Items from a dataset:
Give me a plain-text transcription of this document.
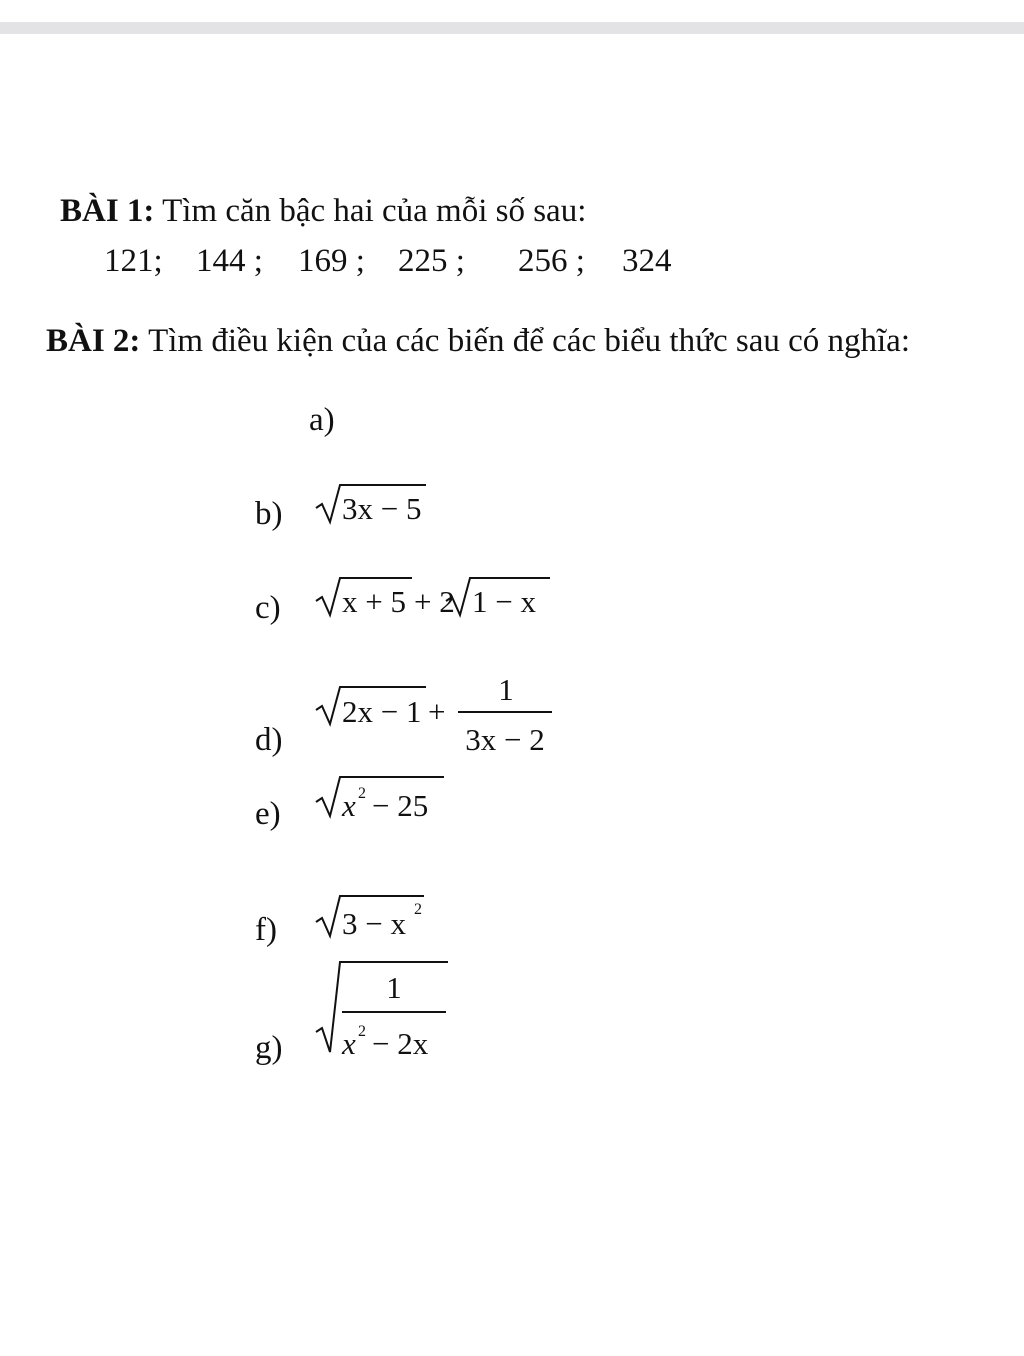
BÀI 1: Tìm căn bậc hai của mỗi số sau:
121; 144 ; 169 ; 225 ; 256 ; 324
BÀI 2: Tìm điều kiện của các biến để các biểu thức sau có nghĩa:
a)
b) 3x − 5
c) x + 5 + 2 1 − x
d)
2x − 1 +
1
3x − 2
e) x 2 − 25
f) 3 − x 2
g)
1
x 2 − 2x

:: Instructions to follow ::
The entries above are to be returned exactly, without their pictures.

:: Result of this exercise ::
Give me a plain-text transcription of this document.
BÀI 1: Tìm căn bậc hai của mỗi số sau:
121; 144 ; 169 ; 225 ; 256 ; 324
BÀI 2: Tìm điều kiện của các biến để các biểu thức sau có nghĩa:
a)
b) 3x − 5
c) x + 5 + 2 1 − x
d)
2x − 1 +
1
3x − 2
e) x 2 − 25
f) 3 − x 2
g)
1
x 2 − 2x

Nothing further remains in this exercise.